Each line below should be reproduced without any alteration.
::::
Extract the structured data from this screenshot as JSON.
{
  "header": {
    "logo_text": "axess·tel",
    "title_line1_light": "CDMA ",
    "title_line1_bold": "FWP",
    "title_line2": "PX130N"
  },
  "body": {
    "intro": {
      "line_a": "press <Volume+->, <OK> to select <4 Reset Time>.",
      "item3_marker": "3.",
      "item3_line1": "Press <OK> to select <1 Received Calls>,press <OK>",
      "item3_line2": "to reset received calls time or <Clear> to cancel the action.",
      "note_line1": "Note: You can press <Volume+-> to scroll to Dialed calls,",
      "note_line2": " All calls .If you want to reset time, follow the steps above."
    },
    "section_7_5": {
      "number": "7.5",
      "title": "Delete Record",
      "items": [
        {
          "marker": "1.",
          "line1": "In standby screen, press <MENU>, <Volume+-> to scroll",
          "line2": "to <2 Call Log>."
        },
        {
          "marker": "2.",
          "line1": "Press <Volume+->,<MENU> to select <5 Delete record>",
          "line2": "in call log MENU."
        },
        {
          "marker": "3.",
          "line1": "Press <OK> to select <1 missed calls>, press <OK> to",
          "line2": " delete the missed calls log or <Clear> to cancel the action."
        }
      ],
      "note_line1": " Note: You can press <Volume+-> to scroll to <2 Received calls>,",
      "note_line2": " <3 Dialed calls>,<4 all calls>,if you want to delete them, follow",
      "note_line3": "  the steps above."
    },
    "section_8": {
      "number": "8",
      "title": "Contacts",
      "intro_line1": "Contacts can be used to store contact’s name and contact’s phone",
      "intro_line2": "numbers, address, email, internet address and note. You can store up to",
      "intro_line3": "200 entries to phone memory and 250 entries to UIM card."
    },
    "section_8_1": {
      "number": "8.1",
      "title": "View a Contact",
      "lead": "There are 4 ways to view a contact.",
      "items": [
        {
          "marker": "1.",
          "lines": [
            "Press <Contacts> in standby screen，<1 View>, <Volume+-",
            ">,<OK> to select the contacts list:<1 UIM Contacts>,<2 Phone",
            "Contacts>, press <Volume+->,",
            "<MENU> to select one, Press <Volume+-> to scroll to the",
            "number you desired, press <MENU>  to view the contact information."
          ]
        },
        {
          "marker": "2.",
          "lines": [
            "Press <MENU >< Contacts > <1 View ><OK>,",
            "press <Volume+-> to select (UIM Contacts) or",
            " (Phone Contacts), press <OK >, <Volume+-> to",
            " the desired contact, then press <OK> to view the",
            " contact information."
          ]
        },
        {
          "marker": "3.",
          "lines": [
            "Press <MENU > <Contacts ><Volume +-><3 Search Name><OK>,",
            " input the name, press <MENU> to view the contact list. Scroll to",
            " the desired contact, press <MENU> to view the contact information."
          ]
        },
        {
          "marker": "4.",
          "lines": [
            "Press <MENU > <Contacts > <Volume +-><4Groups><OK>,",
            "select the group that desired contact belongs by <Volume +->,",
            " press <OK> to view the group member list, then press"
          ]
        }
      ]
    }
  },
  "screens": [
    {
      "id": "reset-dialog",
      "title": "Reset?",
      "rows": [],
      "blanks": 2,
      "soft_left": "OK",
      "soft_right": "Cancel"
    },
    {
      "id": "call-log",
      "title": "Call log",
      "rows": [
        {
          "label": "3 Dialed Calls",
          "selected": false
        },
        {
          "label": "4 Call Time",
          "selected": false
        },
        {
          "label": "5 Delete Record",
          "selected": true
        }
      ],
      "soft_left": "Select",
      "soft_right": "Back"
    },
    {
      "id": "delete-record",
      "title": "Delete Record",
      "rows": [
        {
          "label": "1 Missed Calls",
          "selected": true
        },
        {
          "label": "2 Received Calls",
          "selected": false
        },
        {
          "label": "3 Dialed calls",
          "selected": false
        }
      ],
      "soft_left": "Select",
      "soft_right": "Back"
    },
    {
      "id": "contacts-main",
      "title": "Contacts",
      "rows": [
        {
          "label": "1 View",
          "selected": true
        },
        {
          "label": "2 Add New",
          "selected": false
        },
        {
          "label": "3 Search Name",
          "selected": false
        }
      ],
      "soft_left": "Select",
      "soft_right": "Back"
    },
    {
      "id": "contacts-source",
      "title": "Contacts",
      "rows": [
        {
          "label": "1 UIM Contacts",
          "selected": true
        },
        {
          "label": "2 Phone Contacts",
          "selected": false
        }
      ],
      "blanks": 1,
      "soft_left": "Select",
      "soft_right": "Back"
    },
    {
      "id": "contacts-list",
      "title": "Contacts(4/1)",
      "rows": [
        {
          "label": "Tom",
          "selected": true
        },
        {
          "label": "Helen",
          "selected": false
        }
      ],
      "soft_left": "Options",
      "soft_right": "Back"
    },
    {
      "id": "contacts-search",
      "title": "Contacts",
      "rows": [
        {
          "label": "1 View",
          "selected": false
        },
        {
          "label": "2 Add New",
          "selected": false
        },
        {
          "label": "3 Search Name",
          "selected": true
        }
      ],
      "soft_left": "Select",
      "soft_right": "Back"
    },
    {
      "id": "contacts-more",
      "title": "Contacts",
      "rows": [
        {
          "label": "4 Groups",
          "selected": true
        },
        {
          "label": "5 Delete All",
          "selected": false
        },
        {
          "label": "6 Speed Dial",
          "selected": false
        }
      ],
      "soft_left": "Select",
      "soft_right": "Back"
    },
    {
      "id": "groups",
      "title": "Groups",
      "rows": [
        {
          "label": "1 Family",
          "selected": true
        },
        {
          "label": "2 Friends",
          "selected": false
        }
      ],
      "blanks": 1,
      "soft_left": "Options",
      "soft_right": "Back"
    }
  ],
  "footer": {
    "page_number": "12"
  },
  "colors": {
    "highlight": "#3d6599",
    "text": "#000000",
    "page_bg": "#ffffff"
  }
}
::::
Written solution
Extract the structured data from this screenshot as JSON.
{
  "header": {
    "logo_text": "axess·tel",
    "title_line1_light": "CDMA ",
    "title_line1_bold": "FWP",
    "title_line2": "PX130N"
  },
  "body": {
    "intro": {
      "line_a": "press <Volume+->, <OK> to select <4 Reset Time>.",
      "item3_marker": "3.",
      "item3_line1": "Press <OK> to select <1 Received Calls>,press <OK>",
      "item3_line2": "to reset received calls time or <Clear> to cancel the action.",
      "note_line1": "Note: You can press <Volume+-> to scroll to Dialed calls,",
      "note_line2": " All calls .If you want to reset time, follow the steps above."
    },
    "section_7_5": {
      "number": "7.5",
      "title": "Delete Record",
      "items": [
        {
          "marker": "1.",
          "line1": "In standby screen, press <MENU>, <Volume+-> to scroll",
          "line2": "to <2 Call Log>."
        },
        {
          "marker": "2.",
          "line1": "Press <Volume+->,<MENU> to select <5 Delete record>",
          "line2": "in call log MENU."
        },
        {
          "marker": "3.",
          "line1": "Press <OK> to select <1 missed calls>, press <OK> to",
          "line2": " delete the missed calls log or <Clear> to cancel the action."
        }
      ],
      "note_line1": " Note: You can press <Volume+-> to scroll to <2 Received calls>,",
      "note_line2": " <3 Dialed calls>,<4 all calls>,if you want to delete them, follow",
      "note_line3": "  the steps above."
    },
    "section_8": {
      "number": "8",
      "title": "Contacts",
      "intro_line1": "Contacts can be used to store contact’s name and contact’s phone",
      "intro_line2": "numbers, address, email, internet address and note. You can store up to",
      "intro_line3": "200 entries to phone memory and 250 entries to UIM card."
    },
    "section_8_1": {
      "number": "8.1",
      "title": "View a Contact",
      "lead": "There are 4 ways to view a contact.",
      "items": [
        {
          "marker": "1.",
          "lines": [
            "Press <Contacts> in standby screen，<1 View>, <Volume+-",
            ">,<OK> to select the contacts list:<1 UIM Contacts>,<2 Phone",
            "Contacts>, press <Volume+->,",
            "<MENU> to select one, Press <Volume+-> to scroll to the",
            "number you desired, press <MENU>  to view the contact information."
          ]
        },
        {
          "marker": "2.",
          "lines": [
            "Press <MENU >< Contacts > <1 View ><OK>,",
            "press <Volume+-> to select (UIM Contacts) or",
            " (Phone Contacts), press <OK >, <Volume+-> to",
            " the desired contact, then press <OK> to view the",
            " contact information."
          ]
        },
        {
          "marker": "3.",
          "lines": [
            "Press <MENU > <Contacts ><Volume +-><3 Search Name><OK>,",
            " input the name, press <MENU> to view the contact list. Scroll to",
            " the desired contact, press <MENU> to view the contact information."
          ]
        },
        {
          "marker": "4.",
          "lines": [
            "Press <MENU > <Contacts > <Volume +-><4Groups><OK>,",
            "select the group that desired contact belongs by <Volume +->,",
            " press <OK> to view the group member list, then press"
          ]
        }
      ]
    }
  },
  "screens": [
    {
      "id": "reset-dialog",
      "title": "Reset?",
      "rows": [],
      "blanks": 2,
      "soft_left": "OK",
      "soft_right": "Cancel"
    },
    {
      "id": "call-log",
      "title": "Call log",
      "rows": [
        {
          "label": "3 Dialed Calls",
          "selected": false
        },
        {
          "label": "4 Call Time",
          "selected": false
        },
        {
          "label": "5 Delete Record",
          "selected": true
        }
      ],
      "soft_left": "Select",
      "soft_right": "Back"
    },
    {
      "id": "delete-record",
      "title": "Delete Record",
      "rows": [
        {
          "label": "1 Missed Calls",
          "selected": true
        },
        {
          "label": "2 Received Calls",
          "selected": false
        },
        {
          "label": "3 Dialed calls",
          "selected": false
        }
      ],
      "soft_left": "Select",
      "soft_right": "Back"
    },
    {
      "id": "contacts-main",
      "title": "Contacts",
      "rows": [
        {
          "label": "1 View",
          "selected": true
        },
        {
          "label": "2 Add New",
          "selected": false
        },
        {
          "label": "3 Search Name",
          "selected": false
        }
      ],
      "soft_left": "Select",
      "soft_right": "Back"
    },
    {
      "id": "contacts-source",
      "title": "Contacts",
      "rows": [
        {
          "label": "1 UIM Contacts",
          "selected": true
        },
        {
          "label": "2 Phone Contacts",
          "selected": false
        }
      ],
      "blanks": 1,
      "soft_left": "Select",
      "soft_right": "Back"
    },
    {
      "id": "contacts-list",
      "title": "Contacts(4/1)",
      "rows": [
        {
          "label": "Tom",
          "selected": true
        },
        {
          "label": "Helen",
          "selected": false
        }
      ],
      "soft_left": "Options",
      "soft_right": "Back"
    },
    {
      "id": "contacts-search",
      "title": "Contacts",
      "rows": [
        {
          "label": "1 View",
          "selected": false
        },
        {
          "label": "2 Add New",
          "selected": false
        },
        {
          "label": "3 Search Name",
          "selected": true
        }
      ],
      "soft_left": "Select",
      "soft_right": "Back"
    },
    {
      "id": "contacts-more",
      "title": "Contacts",
      "rows": [
        {
          "label": "4 Groups",
          "selected": true
        },
        {
          "label": "5 Delete All",
          "selected": false
        },
        {
          "label": "6 Speed Dial",
          "selected": false
        }
      ],
      "soft_left": "Select",
      "soft_right": "Back"
    },
    {
      "id": "groups",
      "title": "Groups",
      "rows": [
        {
          "label": "1 Family",
          "selected": true
        },
        {
          "label": "2 Friends",
          "selected": false
        }
      ],
      "blanks": 1,
      "soft_left": "Options",
      "soft_right": "Back"
    }
  ],
  "footer": {
    "page_number": "12"
  },
  "colors": {
    "highlight": "#3d6599",
    "text": "#000000",
    "page_bg": "#ffffff"
  }
}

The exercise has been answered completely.